● **List of tasks**
1. In the People v. Mahmood opinion, on what date did the People agree to dismiss the Vehicle and Traffic Law § 1192 (3) charge?
2. Please extend the People v. Mahmood opinion, starting right after its last sentence.
# Source excerpt start
People v. Mahmood

OPINION OF THE COURT

John H. Wilson, J.

Defendant is charged with operating a motor vehicle while intoxicated (Vehicle and Traffic Law § 1192 [3]), an unclassified misdemeanor, as well as operating a motor vehicle while impaired (Vehicle and Traffic Law § 1192 [1]), a traffic infraction.

By motion dated April 6, 2005, defendant sought to dismiss the criminal court complaint on the ground that the People have failed to comply with the time limitations imposed upon the prosecution of misdemeanors by CPL 30.30. Defendant also sought relief under the Sixth Amendment of the United States Constitution, asserting that his right to a speedy trial had been denied.

Initially, in their response dated April 27, 2005, the People asserted that they should only be charged with 56 days of includable time. On May 18, 2005, however, the People agreed to the dismissal of Vehicle and Traffic Law § 1192 (3), pursuant to CPL 30.30, and retained Vehicle and Traffic Law § 1192 (1). The court adopted the People’s concession, and ruled from the bench that defendant’s April 6, 2005 motion was denied.
# Source excerpt end
# Recorded data start
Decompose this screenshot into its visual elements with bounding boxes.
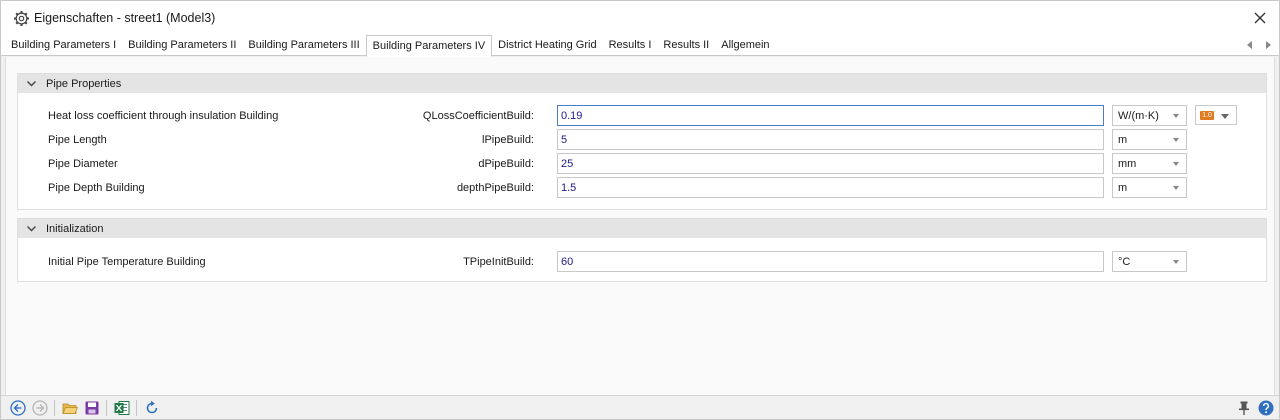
param-name: depthPipeBuild: xyxy=(456,182,534,194)
tab-district-heating-grid[interactable]: District Heating Grid xyxy=(492,35,602,56)
pipe-properties-header[interactable]: Pipe Properties xyxy=(18,74,1266,93)
toolbar-divider xyxy=(106,400,107,416)
toolbar-divider xyxy=(54,400,55,416)
param-row: Heat loss coefficient through insulation… xyxy=(18,105,1268,127)
properties-content: Pipe Properties Heat loss coefficient th… xyxy=(5,57,1275,395)
refresh-icon[interactable] xyxy=(143,399,161,417)
tab-building-parameters-2[interactable]: Building Parameters II xyxy=(122,35,242,56)
param-label: Pipe Depth Building xyxy=(48,182,145,194)
back-icon[interactable] xyxy=(9,399,27,417)
pipe-length-input[interactable] xyxy=(557,129,1104,150)
param-label: Pipe Diameter xyxy=(48,158,118,170)
tab-list: Building Parameters I Building Parameter… xyxy=(5,35,776,57)
open-folder-icon[interactable] xyxy=(61,399,79,417)
pipe-properties-section: Pipe Properties Heat loss coefficient th… xyxy=(17,73,1267,210)
close-icon[interactable] xyxy=(1251,9,1269,27)
unit-value: m xyxy=(1118,134,1128,146)
dropdown-arrow-icon xyxy=(1173,114,1179,118)
pipe-diameter-input[interactable] xyxy=(557,153,1104,174)
chevron-down-icon xyxy=(27,81,36,87)
dropdown-arrow-icon xyxy=(1173,186,1179,190)
dropdown-arrow-icon xyxy=(1173,162,1179,166)
forward-icon[interactable] xyxy=(31,399,49,417)
tab-building-parameters-4[interactable]: Building Parameters IV xyxy=(365,35,493,57)
tab-building-parameters-3[interactable]: Building Parameters III xyxy=(242,35,365,56)
dropdown-arrow-icon xyxy=(1173,260,1179,264)
unit-select[interactable]: W/(m·K) xyxy=(1112,105,1187,126)
unit-value: m xyxy=(1118,182,1128,194)
pipe-depth-input[interactable] xyxy=(557,177,1104,198)
properties-window: Eigenschaften - street1 (Model3) Buildin… xyxy=(0,0,1280,420)
chevron-down-icon xyxy=(27,226,36,232)
value-indicator-badge: 1.0 xyxy=(1200,111,1214,120)
initialization-section: Initialization Initial Pipe Temperature … xyxy=(17,218,1267,282)
param-name: lPipeBuild: xyxy=(482,134,534,146)
tab-scroll-left-icon[interactable] xyxy=(1245,40,1255,50)
param-label: Pipe Length xyxy=(48,134,107,146)
excel-icon[interactable] xyxy=(113,399,131,417)
tab-building-parameters-1[interactable]: Building Parameters I xyxy=(5,35,122,56)
dropdown-arrow-icon xyxy=(1221,114,1229,119)
pin-icon[interactable] xyxy=(1235,399,1253,417)
initialization-header[interactable]: Initialization xyxy=(18,219,1266,238)
pipe-init-temperature-input[interactable] xyxy=(557,251,1104,272)
param-name: TPipeInitBuild: xyxy=(463,256,534,268)
qloss-coefficient-input[interactable] xyxy=(557,105,1104,126)
unit-select[interactable]: m xyxy=(1112,177,1187,198)
section-title: Initialization xyxy=(46,223,104,235)
window-title: Eigenschaften - street1 (Model3) xyxy=(34,11,216,25)
param-label: Initial Pipe Temperature Building xyxy=(48,256,206,268)
bottom-toolbar xyxy=(1,395,1279,419)
tab-scroll-right-icon[interactable] xyxy=(1263,40,1273,50)
toolbar-divider xyxy=(136,400,137,416)
param-name: dPipeBuild: xyxy=(478,158,534,170)
unit-select[interactable]: m xyxy=(1112,129,1187,150)
unit-value: mm xyxy=(1118,158,1137,170)
gear-icon xyxy=(14,11,29,26)
unit-select[interactable]: mm xyxy=(1112,153,1187,174)
tab-results-2[interactable]: Results II xyxy=(657,35,715,56)
dropdown-arrow-icon xyxy=(1173,138,1179,142)
param-row: Pipe Diameter dPipeBuild: mm xyxy=(18,153,1268,175)
help-icon[interactable] xyxy=(1257,399,1275,417)
param-row: Pipe Depth Building depthPipeBuild: m xyxy=(18,177,1268,199)
section-title: Pipe Properties xyxy=(46,78,122,90)
param-row: Pipe Length lPipeBuild: m xyxy=(18,129,1268,151)
unit-value: W/(m·K) xyxy=(1118,110,1159,122)
param-name: QLossCoefficientBuild: xyxy=(422,110,534,122)
save-icon[interactable] xyxy=(83,399,101,417)
unit-select[interactable]: °C xyxy=(1112,251,1187,272)
title-bar: Eigenschaften - street1 (Model3) xyxy=(1,1,1279,35)
tab-results-1[interactable]: Results I xyxy=(603,35,658,56)
param-row: Initial Pipe Temperature Building TPipeI… xyxy=(18,251,1268,273)
value-type-picker[interactable]: 1.0 xyxy=(1195,105,1237,125)
param-label: Heat loss coefficient through insulation… xyxy=(48,110,279,122)
unit-value: °C xyxy=(1118,256,1131,268)
tab-allgemein[interactable]: Allgemein xyxy=(715,35,775,56)
tab-bar: Building Parameters I Building Parameter… xyxy=(1,35,1279,57)
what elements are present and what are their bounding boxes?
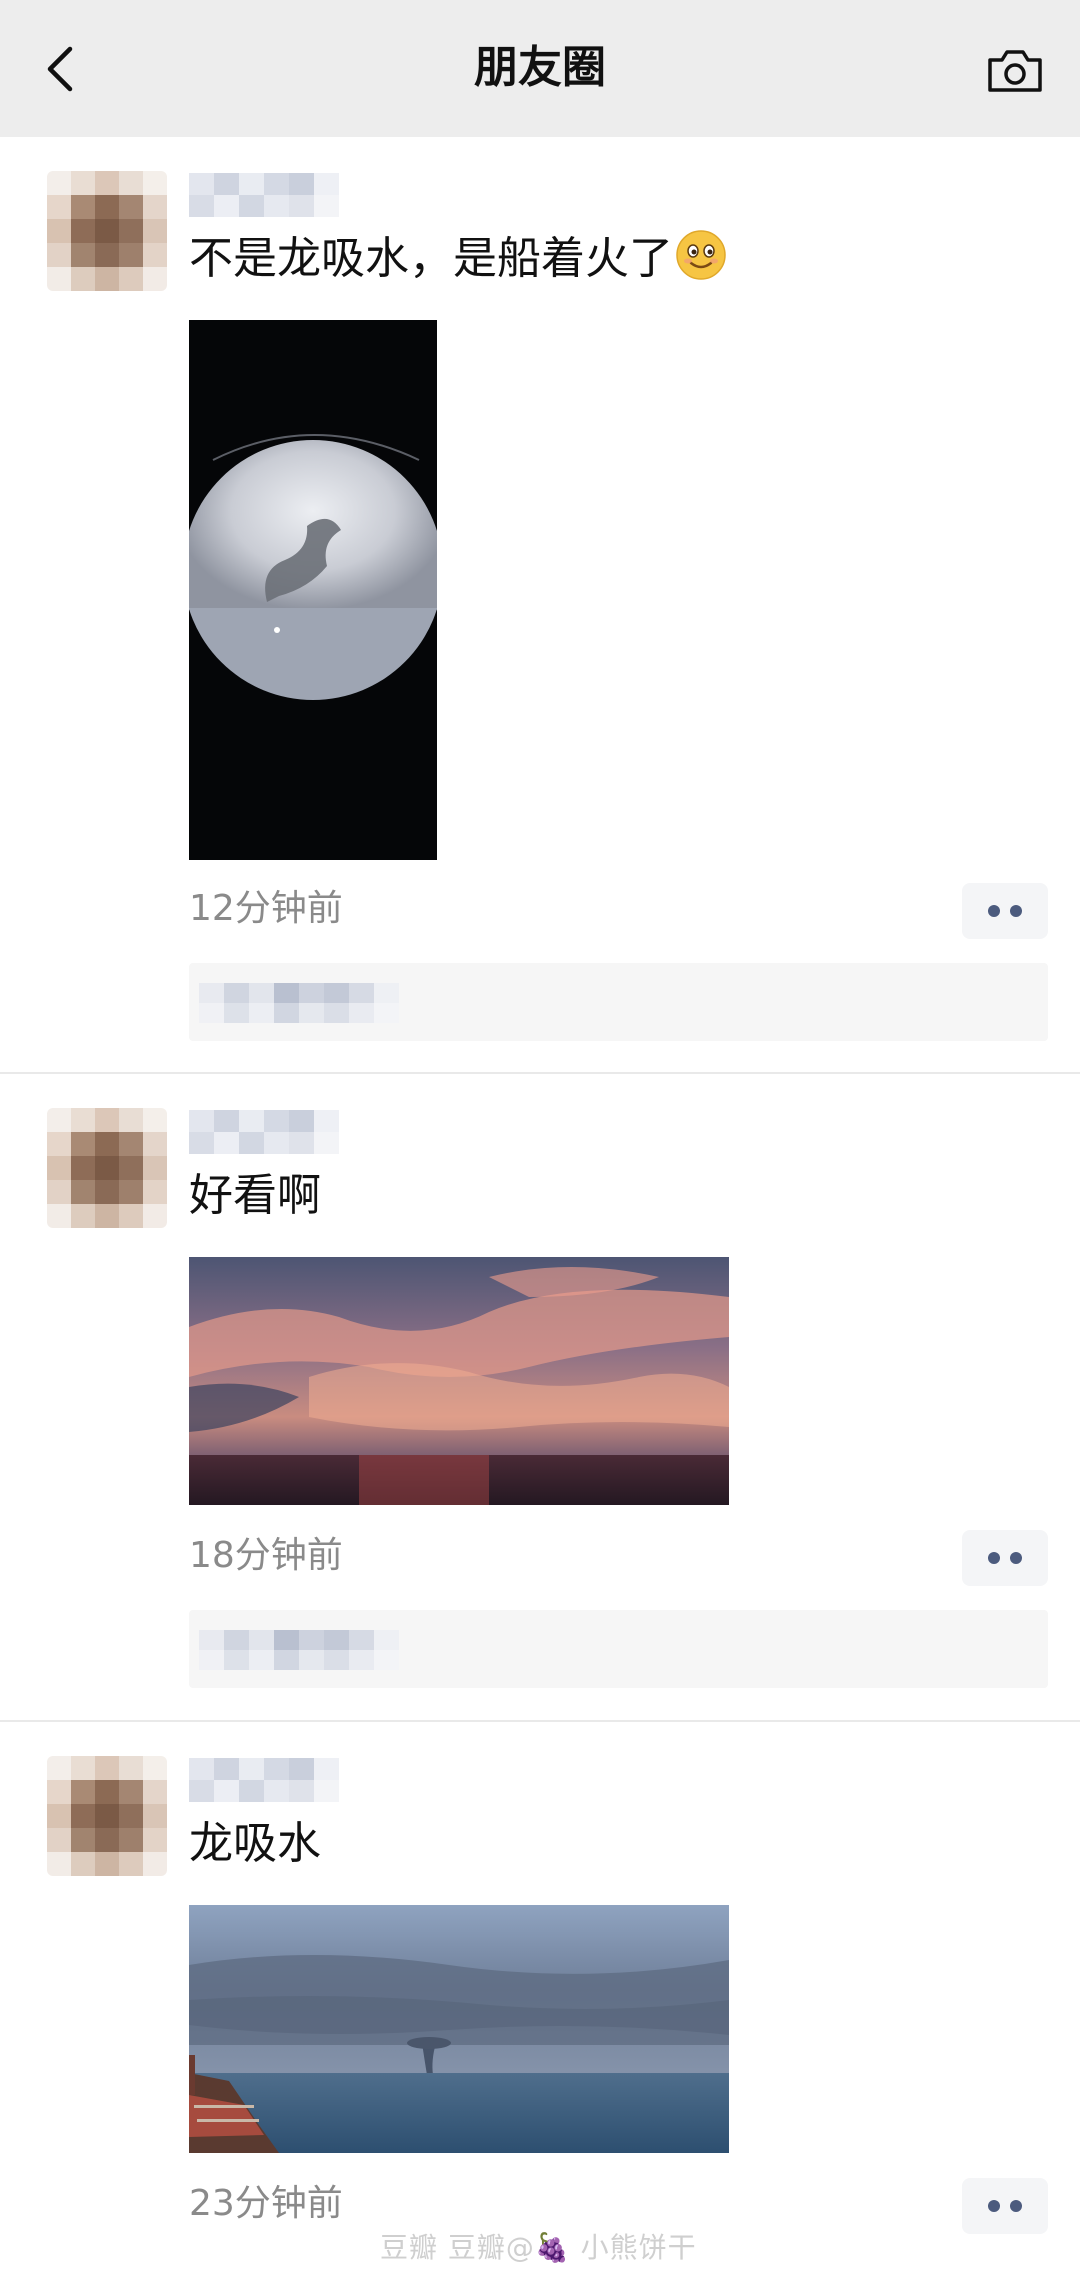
post-image[interactable] [189, 1905, 729, 2153]
dot-icon [988, 1552, 1000, 1564]
likes-names [199, 983, 399, 1023]
sunset-sea-image [189, 1257, 729, 1505]
post-image[interactable] [189, 1257, 729, 1505]
post-text: 龙吸水 [189, 1818, 321, 1869]
moments-feed: 不是龙吸水，是船着火了 12分钟前 好看啊 18分钟前 龙吸水 23分钟前 [0, 137, 1080, 2270]
avatar[interactable] [47, 1108, 167, 1228]
top-bar: 朋友圈 [0, 0, 1080, 137]
likes-comments-box [189, 963, 1048, 1041]
nickname[interactable] [189, 1110, 339, 1154]
moment-post: 好看啊 18分钟前 [0, 1074, 1080, 1722]
avatar[interactable] [47, 171, 167, 291]
likes-names [199, 1630, 399, 1670]
dot-icon [1010, 2200, 1022, 2212]
binocular-night-sea-image [189, 320, 437, 860]
post-text: 不是龙吸水，是船着火了 [189, 229, 727, 289]
post-text: 好看啊 [189, 1170, 321, 1221]
nickname[interactable] [189, 1758, 339, 1802]
nickname[interactable] [189, 173, 339, 217]
dot-icon [988, 2200, 1000, 2212]
camera-icon [988, 50, 1042, 92]
post-time: 12分钟前 [189, 888, 343, 929]
post-time: 23分钟前 [189, 2183, 343, 2224]
dot-icon [1010, 1552, 1022, 1564]
smiling-face-icon [676, 230, 726, 280]
moment-post: 不是龙吸水，是船着火了 12分钟前 [0, 137, 1080, 1074]
camera-button[interactable] [980, 40, 1050, 100]
more-options-button[interactable] [962, 1530, 1048, 1586]
page-title: 朋友圈 [474, 42, 606, 93]
waterspout-sea-image [189, 1905, 729, 2153]
watermark: 豆瓣 豆瓣@🍇 小熊饼干 [380, 2231, 697, 2264]
avatar[interactable] [47, 1756, 167, 1876]
dot-icon [988, 905, 1000, 917]
more-options-button[interactable] [962, 883, 1048, 939]
dot-icon [1010, 905, 1022, 917]
more-options-button[interactable] [962, 2178, 1048, 2234]
post-time: 18分钟前 [189, 1535, 343, 1576]
likes-comments-box [189, 1610, 1048, 1688]
moment-post: 龙吸水 23分钟前 [0, 1722, 1080, 2270]
post-image[interactable] [189, 320, 437, 860]
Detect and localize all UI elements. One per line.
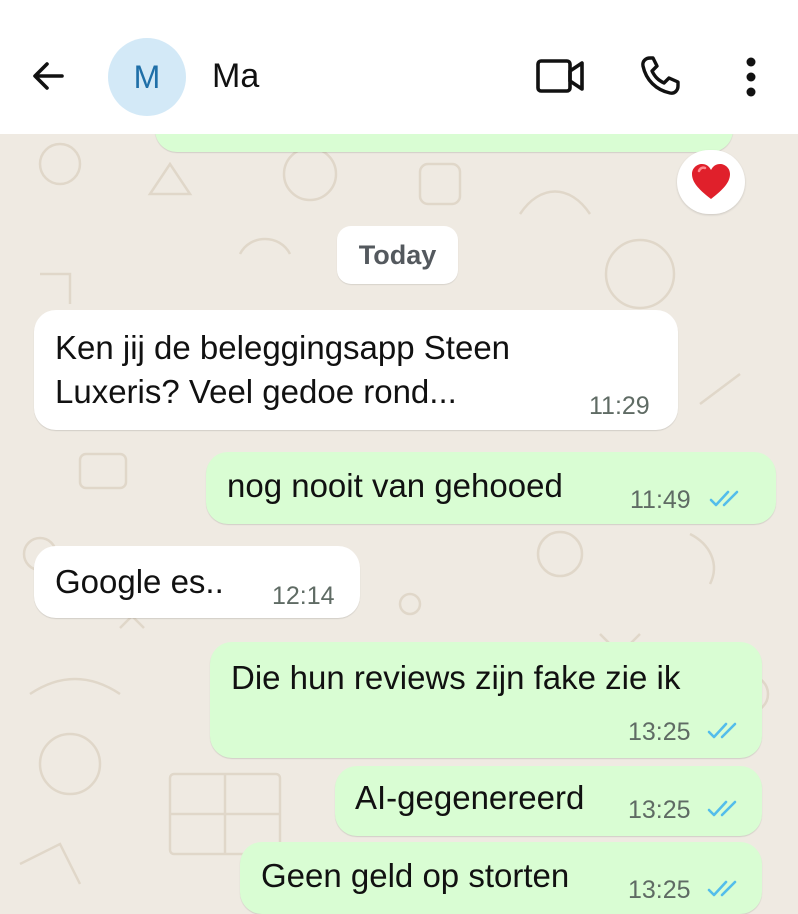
message-outgoing[interactable]: AI-gegenereerd 13:25 [335, 766, 762, 836]
message-time: 13:25 [628, 718, 691, 746]
chat-area[interactable]: Today Ken jij de beleggingsapp Steen Lux… [0, 134, 798, 914]
message-text: Die hun reviews zijn fake zie ik [231, 659, 681, 696]
read-receipt-icon [707, 800, 737, 817]
message-time: 13:25 [628, 876, 691, 904]
read-receipt-icon [707, 880, 737, 897]
avatar-initial: M [133, 58, 161, 95]
message-bubble-partial[interactable] [155, 134, 733, 152]
message-incoming[interactable]: Google es.. 12:14 [34, 546, 360, 618]
chat-header: M Ma [0, 0, 798, 134]
video-camera-icon [536, 59, 584, 93]
read-receipt-icon [707, 722, 737, 739]
more-options-button[interactable] [736, 54, 766, 100]
message-text-line-2: Luxeris? Veel gedoe rond... [55, 373, 457, 410]
message-time: 11:49 [630, 486, 691, 514]
message-outgoing[interactable]: Die hun reviews zijn fake zie ik 13:25 [210, 642, 762, 758]
message-outgoing[interactable]: Geen geld op storten 13:25 [240, 842, 762, 914]
message-incoming[interactable]: Ken jij de beleggingsapp Steen Luxeris? … [34, 310, 678, 430]
date-divider: Today [337, 226, 458, 284]
more-vertical-icon [746, 57, 756, 97]
message-reaction[interactable] [677, 150, 745, 214]
phone-icon [641, 56, 680, 95]
message-text: Geen geld op storten [261, 857, 570, 894]
arrow-left-icon [33, 62, 64, 90]
message-time: 11:29 [589, 392, 650, 420]
message-text: Google es.. [55, 563, 224, 600]
message-time: 12:14 [272, 582, 335, 610]
contact-name[interactable]: Ma [212, 56, 259, 96]
back-button[interactable] [28, 56, 68, 96]
message-text: nog nooit van gehooed [227, 467, 563, 504]
avatar[interactable]: M [108, 38, 186, 116]
read-receipt-icon [709, 490, 739, 507]
voice-call-button[interactable] [636, 52, 686, 100]
message-text: AI-gegenereerd [355, 779, 585, 816]
message-time: 13:25 [628, 796, 691, 824]
message-outgoing[interactable]: nog nooit van gehooed 11:49 [206, 452, 776, 524]
red-heart-icon [692, 164, 730, 199]
video-call-button[interactable] [532, 54, 588, 98]
message-text-line-1: Ken jij de beleggingsapp Steen [55, 329, 511, 366]
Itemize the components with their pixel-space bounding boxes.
# Recorded data end
● **Expected responses**
1. May 18, 2005

2.
Subsequently, on July 11, 2005, defendant brought another motion to dismiss, asserting that defendant had been denied his right to a speedy trial of the Vehicle and Traffic Law § 1192 (1) charge, as guaranteed by CPL 30.20 and 30.30 and the Sixth Amendment of the United States Constitution.

The People’s response, dated August 2, 2005, asserts that CPL 30.20 and 30.30 do not apply to Vehicle and Traffic Law § 1192 (1) because it is a traffic infraction. In his reply dated August 18, 2005, defendant argues two points: first, when Vehicle and Traffic Law § 1192 (3) was dismissed, Vehicle and Traffic Law § 1192 (1) should have also been dismissed, since it is a “lesser included” of Vehicle and Traffic Law § 1192 (3); and second, by allowing the People to retain the Vehicle and Traffic Law § 1192 (1) charge, the court has allowed the People to circumvent the defendant’s right to a speedy trial.

On August 19, 2005, this court heard oral arguments on defendant’s second motion to dismiss. During oral arguments, *200the People conceded that Vehicle and Traffic Law § 1192 (1) is a “lesser included” of Vehicle and Traffic Law § 1192 (3). Nevertheless, the People declined to dismiss this count, and argued that the CPL did not apply to traffic infractions.

For the reasons that follow, defendant’s July 11, 2005 motion is denied. The court finds that to date the People are only charged with 63 days in this matter. Further, this court finds that the speedy trial guarantee of the United States Constitution applies to traffic infractions; however, since the People had initially charged the defendant with Vehicle and Traffic Law § 1192 (3), the time period that applies to this matter is 90 days.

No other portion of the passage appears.